## [WHAT THIS TASK INVOLVES]
Print the data exactly as it is given, please.

◆ ◆ ◆ ◆

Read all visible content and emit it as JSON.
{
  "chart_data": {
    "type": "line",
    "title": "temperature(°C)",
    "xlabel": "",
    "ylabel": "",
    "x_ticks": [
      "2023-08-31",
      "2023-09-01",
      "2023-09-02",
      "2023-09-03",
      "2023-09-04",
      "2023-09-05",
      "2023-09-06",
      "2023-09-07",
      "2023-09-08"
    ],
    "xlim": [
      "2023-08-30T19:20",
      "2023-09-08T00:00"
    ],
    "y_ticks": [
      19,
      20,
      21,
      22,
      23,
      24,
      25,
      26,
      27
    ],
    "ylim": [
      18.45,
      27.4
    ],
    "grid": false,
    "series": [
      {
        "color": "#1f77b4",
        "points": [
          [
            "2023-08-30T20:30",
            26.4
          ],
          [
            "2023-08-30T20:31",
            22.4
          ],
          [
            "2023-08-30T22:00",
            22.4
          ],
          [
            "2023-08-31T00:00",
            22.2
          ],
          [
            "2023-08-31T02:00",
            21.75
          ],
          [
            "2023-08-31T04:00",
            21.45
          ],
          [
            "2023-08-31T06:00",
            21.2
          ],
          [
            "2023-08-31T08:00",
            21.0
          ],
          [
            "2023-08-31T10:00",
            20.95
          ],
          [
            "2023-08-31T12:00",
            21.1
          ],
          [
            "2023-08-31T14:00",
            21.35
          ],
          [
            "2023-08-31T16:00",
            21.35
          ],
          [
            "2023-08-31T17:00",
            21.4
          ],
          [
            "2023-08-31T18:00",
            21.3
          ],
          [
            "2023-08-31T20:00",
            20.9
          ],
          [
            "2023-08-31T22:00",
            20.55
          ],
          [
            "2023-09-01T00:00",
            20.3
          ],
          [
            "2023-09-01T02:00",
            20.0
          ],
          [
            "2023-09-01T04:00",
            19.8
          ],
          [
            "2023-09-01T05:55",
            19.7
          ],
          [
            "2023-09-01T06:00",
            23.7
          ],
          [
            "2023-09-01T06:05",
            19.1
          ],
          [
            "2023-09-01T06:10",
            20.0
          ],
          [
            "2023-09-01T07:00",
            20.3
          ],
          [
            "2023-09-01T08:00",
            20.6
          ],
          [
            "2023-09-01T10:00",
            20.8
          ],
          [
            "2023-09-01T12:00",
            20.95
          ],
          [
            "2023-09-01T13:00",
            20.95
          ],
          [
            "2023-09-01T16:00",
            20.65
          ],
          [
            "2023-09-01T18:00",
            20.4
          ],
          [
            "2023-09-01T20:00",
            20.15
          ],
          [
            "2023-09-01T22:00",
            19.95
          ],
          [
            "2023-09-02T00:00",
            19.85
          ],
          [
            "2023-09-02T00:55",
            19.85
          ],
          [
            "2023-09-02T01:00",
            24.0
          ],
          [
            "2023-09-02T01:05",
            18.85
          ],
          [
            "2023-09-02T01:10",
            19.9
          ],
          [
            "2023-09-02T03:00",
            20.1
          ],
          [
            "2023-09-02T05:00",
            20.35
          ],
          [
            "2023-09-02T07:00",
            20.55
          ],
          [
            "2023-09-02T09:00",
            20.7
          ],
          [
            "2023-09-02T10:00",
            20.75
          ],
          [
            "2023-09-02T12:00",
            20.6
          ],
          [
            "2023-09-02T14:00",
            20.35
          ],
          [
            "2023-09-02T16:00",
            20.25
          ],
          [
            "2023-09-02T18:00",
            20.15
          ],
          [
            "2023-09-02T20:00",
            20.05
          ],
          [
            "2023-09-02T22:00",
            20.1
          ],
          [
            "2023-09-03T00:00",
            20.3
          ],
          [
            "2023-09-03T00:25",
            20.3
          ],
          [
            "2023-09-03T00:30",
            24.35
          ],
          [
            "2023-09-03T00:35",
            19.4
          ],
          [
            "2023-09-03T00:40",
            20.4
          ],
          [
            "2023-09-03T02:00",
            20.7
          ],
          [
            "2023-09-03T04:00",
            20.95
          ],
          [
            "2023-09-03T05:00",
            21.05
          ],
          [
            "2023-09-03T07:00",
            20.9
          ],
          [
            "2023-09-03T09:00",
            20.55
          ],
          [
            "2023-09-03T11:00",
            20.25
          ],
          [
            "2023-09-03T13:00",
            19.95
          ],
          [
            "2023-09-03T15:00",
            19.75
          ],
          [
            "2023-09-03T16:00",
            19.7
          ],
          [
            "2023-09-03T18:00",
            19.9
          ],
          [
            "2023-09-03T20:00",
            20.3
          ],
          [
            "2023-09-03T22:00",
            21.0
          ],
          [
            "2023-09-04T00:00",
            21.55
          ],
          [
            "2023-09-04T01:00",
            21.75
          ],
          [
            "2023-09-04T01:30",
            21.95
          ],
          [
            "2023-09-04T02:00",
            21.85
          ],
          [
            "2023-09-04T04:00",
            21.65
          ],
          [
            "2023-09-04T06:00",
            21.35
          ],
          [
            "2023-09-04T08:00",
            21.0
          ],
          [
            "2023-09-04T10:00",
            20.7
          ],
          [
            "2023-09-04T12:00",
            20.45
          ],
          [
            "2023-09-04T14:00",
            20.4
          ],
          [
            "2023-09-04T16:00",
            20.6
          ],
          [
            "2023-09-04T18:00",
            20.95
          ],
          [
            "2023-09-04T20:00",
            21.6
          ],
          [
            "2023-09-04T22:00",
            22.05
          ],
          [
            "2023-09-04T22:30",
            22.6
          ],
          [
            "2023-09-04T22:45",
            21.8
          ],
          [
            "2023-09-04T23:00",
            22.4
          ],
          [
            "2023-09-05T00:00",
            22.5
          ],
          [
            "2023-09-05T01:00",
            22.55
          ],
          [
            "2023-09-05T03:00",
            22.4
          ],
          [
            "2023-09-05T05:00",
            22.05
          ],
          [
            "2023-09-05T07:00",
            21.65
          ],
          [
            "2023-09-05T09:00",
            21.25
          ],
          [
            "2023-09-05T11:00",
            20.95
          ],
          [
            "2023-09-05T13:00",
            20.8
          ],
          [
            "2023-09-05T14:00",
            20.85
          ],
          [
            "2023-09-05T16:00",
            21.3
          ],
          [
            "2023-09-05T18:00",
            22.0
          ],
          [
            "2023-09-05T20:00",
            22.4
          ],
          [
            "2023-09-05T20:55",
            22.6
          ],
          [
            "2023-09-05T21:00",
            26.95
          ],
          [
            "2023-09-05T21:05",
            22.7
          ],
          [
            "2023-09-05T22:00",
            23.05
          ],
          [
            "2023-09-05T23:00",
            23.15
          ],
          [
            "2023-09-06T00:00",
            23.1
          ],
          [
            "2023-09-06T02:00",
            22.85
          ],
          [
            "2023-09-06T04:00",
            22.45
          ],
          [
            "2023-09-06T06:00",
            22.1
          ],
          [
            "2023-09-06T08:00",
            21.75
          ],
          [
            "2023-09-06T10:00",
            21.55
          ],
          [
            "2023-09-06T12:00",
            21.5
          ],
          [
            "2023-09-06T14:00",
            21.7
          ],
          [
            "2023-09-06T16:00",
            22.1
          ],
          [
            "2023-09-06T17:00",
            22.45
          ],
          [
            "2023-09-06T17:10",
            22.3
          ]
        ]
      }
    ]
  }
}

◆ ◆ ◆ ◆

## [OUTPUT BELOW]
Read all visible content and emit it as JSON.
{
  "chart_data": {
    "type": "line",
    "title": "temperature(°C)",
    "xlabel": "",
    "ylabel": "",
    "x_ticks": [
      "2023-08-31",
      "2023-09-01",
      "2023-09-02",
      "2023-09-03",
      "2023-09-04",
      "2023-09-05",
      "2023-09-06",
      "2023-09-07",
      "2023-09-08"
    ],
    "xlim": [
      "2023-08-30T19:20",
      "2023-09-08T00:00"
    ],
    "y_ticks": [
      19,
      20,
      21,
      22,
      23,
      24,
      25,
      26,
      27
    ],
    "ylim": [
      18.45,
      27.4
    ],
    "grid": false,
    "series": [
      {
        "color": "#1f77b4",
        "points": [
          [
            "2023-08-30T20:30",
            26.4
          ],
          [
            "2023-08-30T20:31",
            22.4
          ],
          [
            "2023-08-30T22:00",
            22.4
          ],
          [
            "2023-08-31T00:00",
            22.2
          ],
          [
            "2023-08-31T02:00",
            21.75
          ],
          [
            "2023-08-31T04:00",
            21.45
          ],
          [
            "2023-08-31T06:00",
            21.2
          ],
          [
            "2023-08-31T08:00",
            21.0
          ],
          [
            "2023-08-31T10:00",
            20.95
          ],
          [
            "2023-08-31T12:00",
            21.1
          ],
          [
            "2023-08-31T14:00",
            21.35
          ],
          [
            "2023-08-31T16:00",
            21.35
          ],
          [
            "2023-08-31T17:00",
            21.4
          ],
          [
            "2023-08-31T18:00",
            21.3
          ],
          [
            "2023-08-31T20:00",
            20.9
          ],
          [
            "2023-08-31T22:00",
            20.55
          ],
          [
            "2023-09-01T00:00",
            20.3
          ],
          [
            "2023-09-01T02:00",
            20.0
          ],
          [
            "2023-09-01T04:00",
            19.8
          ],
          [
            "2023-09-01T05:55",
            19.7
          ],
          [
            "2023-09-01T06:00",
            23.7
          ],
          [
            "2023-09-01T06:05",
            19.1
          ],
          [
            "2023-09-01T06:10",
            20.0
          ],
          [
            "2023-09-01T07:00",
            20.3
          ],
          [
            "2023-09-01T08:00",
            20.6
          ],
          [
            "2023-09-01T10:00",
            20.8
          ],
          [
            "2023-09-01T12:00",
            20.95
          ],
          [
            "2023-09-01T13:00",
            20.95
          ],
          [
            "2023-09-01T16:00",
            20.65
          ],
          [
            "2023-09-01T18:00",
            20.4
          ],
          [
            "2023-09-01T20:00",
            20.15
          ],
          [
            "2023-09-01T22:00",
            19.95
          ],
          [
            "2023-09-02T00:00",
            19.85
          ],
          [
            "2023-09-02T00:55",
            19.85
          ],
          [
            "2023-09-02T01:00",
            24.0
          ],
          [
            "2023-09-02T01:05",
            18.85
          ],
          [
            "2023-09-02T01:10",
            19.9
          ],
          [
            "2023-09-02T03:00",
            20.1
          ],
          [
            "2023-09-02T05:00",
            20.35
          ],
          [
            "2023-09-02T07:00",
            20.55
          ],
          [
            "2023-09-02T09:00",
            20.7
          ],
          [
            "2023-09-02T10:00",
            20.75
          ],
          [
            "2023-09-02T12:00",
            20.6
          ],
          [
            "2023-09-02T14:00",
            20.35
          ],
          [
            "2023-09-02T16:00",
            20.25
          ],
          [
            "2023-09-02T18:00",
            20.15
          ],
          [
            "2023-09-02T20:00",
            20.05
          ],
          [
            "2023-09-02T22:00",
            20.1
          ],
          [
            "2023-09-03T00:00",
            20.3
          ],
          [
            "2023-09-03T00:25",
            20.3
          ],
          [
            "2023-09-03T00:30",
            24.35
          ],
          [
            "2023-09-03T00:35",
            19.4
          ],
          [
            "2023-09-03T00:40",
            20.4
          ],
          [
            "2023-09-03T02:00",
            20.7
          ],
          [
            "2023-09-03T04:00",
            20.95
          ],
          [
            "2023-09-03T05:00",
            21.05
          ],
          [
            "2023-09-03T07:00",
            20.9
          ],
          [
            "2023-09-03T09:00",
            20.55
          ],
          [
            "2023-09-03T11:00",
            20.25
          ],
          [
            "2023-09-03T13:00",
            19.95
          ],
          [
            "2023-09-03T15:00",
            19.75
          ],
          [
            "2023-09-03T16:00",
            19.7
          ],
          [
            "2023-09-03T18:00",
            19.9
          ],
          [
            "2023-09-03T20:00",
            20.3
          ],
          [
            "2023-09-03T22:00",
            21.0
          ],
          [
            "2023-09-04T00:00",
            21.55
          ],
          [
            "2023-09-04T01:00",
            21.75
          ],
          [
            "2023-09-04T01:30",
            21.95
          ],
          [
            "2023-09-04T02:00",
            21.85
          ],
          [
            "2023-09-04T04:00",
            21.65
          ],
          [
            "2023-09-04T06:00",
            21.35
          ],
          [
            "2023-09-04T08:00",
            21.0
          ],
          [
            "2023-09-04T10:00",
            20.7
          ],
          [
            "2023-09-04T12:00",
            20.45
          ],
          [
            "2023-09-04T14:00",
            20.4
          ],
          [
            "2023-09-04T16:00",
            20.6
          ],
          [
            "2023-09-04T18:00",
            20.95
          ],
          [
            "2023-09-04T20:00",
            21.6
          ],
          [
            "2023-09-04T22:00",
            22.05
          ],
          [
            "2023-09-04T22:30",
            22.6
          ],
          [
            "2023-09-04T22:45",
            21.8
          ],
          [
            "2023-09-04T23:00",
            22.4
          ],
          [
            "2023-09-05T00:00",
            22.5
          ],
          [
            "2023-09-05T01:00",
            22.55
          ],
          [
            "2023-09-05T03:00",
            22.4
          ],
          [
            "2023-09-05T05:00",
            22.05
          ],
          [
            "2023-09-05T07:00",
            21.65
          ],
          [
            "2023-09-05T09:00",
            21.25
          ],
          [
            "2023-09-05T11:00",
            20.95
          ],
          [
            "2023-09-05T13:00",
            20.8
          ],
          [
            "2023-09-05T14:00",
            20.85
          ],
          [
            "2023-09-05T16:00",
            21.3
          ],
          [
            "2023-09-05T18:00",
            22.0
          ],
          [
            "2023-09-05T20:00",
            22.4
          ],
          [
            "2023-09-05T20:55",
            22.6
          ],
          [
            "2023-09-05T21:00",
            26.95
          ],
          [
            "2023-09-05T21:05",
            22.7
          ],
          [
            "2023-09-05T22:00",
            23.05
          ],
          [
            "2023-09-05T23:00",
            23.15
          ],
          [
            "2023-09-06T00:00",
            23.1
          ],
          [
            "2023-09-06T02:00",
            22.85
          ],
          [
            "2023-09-06T04:00",
            22.45
          ],
          [
            "2023-09-06T06:00",
            22.1
          ],
          [
            "2023-09-06T08:00",
            21.75
          ],
          [
            "2023-09-06T10:00",
            21.55
          ],
          [
            "2023-09-06T12:00",
            21.5
          ],
          [
            "2023-09-06T14:00",
            21.7
          ],
          [
            "2023-09-06T16:00",
            22.1
          ],
          [
            "2023-09-06T17:00",
            22.45
          ],
          [
            "2023-09-06T17:10",
            22.3
          ]
        ]
      }
    ]
  }
}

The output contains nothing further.